__Exercise__
Copy the full set of lines exactly as given.

[Dataset records]
────────────────────────────────────────

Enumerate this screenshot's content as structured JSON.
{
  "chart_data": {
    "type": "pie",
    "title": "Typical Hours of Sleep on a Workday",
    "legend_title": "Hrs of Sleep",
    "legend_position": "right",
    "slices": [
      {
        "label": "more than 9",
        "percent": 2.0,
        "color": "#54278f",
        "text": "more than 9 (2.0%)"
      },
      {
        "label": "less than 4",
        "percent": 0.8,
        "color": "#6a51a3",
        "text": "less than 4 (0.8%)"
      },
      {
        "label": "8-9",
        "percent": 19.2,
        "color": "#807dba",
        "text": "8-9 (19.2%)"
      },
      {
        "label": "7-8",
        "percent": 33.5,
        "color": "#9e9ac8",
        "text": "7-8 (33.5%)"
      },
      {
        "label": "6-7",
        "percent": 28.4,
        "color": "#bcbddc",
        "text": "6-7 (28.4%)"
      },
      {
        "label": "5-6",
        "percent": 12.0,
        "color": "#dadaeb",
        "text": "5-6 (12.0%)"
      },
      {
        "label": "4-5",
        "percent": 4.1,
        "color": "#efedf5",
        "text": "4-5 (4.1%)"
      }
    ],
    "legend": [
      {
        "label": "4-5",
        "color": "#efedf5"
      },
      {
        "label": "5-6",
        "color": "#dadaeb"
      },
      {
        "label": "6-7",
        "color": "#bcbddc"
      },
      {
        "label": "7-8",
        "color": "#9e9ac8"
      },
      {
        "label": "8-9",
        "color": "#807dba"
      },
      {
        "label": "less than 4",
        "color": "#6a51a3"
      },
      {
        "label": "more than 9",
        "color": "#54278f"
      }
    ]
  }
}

────────────────────────────────────────

__Correct answer__
Enumerate this screenshot's content as structured JSON.
{
  "chart_data": {
    "type": "pie",
    "title": "Typical Hours of Sleep on a Workday",
    "legend_title": "Hrs of Sleep",
    "legend_position": "right",
    "slices": [
      {
        "label": "more than 9",
        "percent": 2.0,
        "color": "#54278f",
        "text": "more than 9 (2.0%)"
      },
      {
        "label": "less than 4",
        "percent": 0.8,
        "color": "#6a51a3",
        "text": "less than 4 (0.8%)"
      },
      {
        "label": "8-9",
        "percent": 19.2,
        "color": "#807dba",
        "text": "8-9 (19.2%)"
      },
      {
        "label": "7-8",
        "percent": 33.5,
        "color": "#9e9ac8",
        "text": "7-8 (33.5%)"
      },
      {
        "label": "6-7",
        "percent": 28.4,
        "color": "#bcbddc",
        "text": "6-7 (28.4%)"
      },
      {
        "label": "5-6",
        "percent": 12.0,
        "color": "#dadaeb",
        "text": "5-6 (12.0%)"
      },
      {
        "label": "4-5",
        "percent": 4.1,
        "color": "#efedf5",
        "text": "4-5 (4.1%)"
      }
    ],
    "legend": [
      {
        "label": "4-5",
        "color": "#efedf5"
      },
      {
        "label": "5-6",
        "color": "#dadaeb"
      },
      {
        "label": "6-7",
        "color": "#bcbddc"
      },
      {
        "label": "7-8",
        "color": "#9e9ac8"
      },
      {
        "label": "8-9",
        "color": "#807dba"
      },
      {
        "label": "less than 4",
        "color": "#6a51a3"
      },
      {
        "label": "more than 9",
        "color": "#54278f"
      }
    ]
  }
}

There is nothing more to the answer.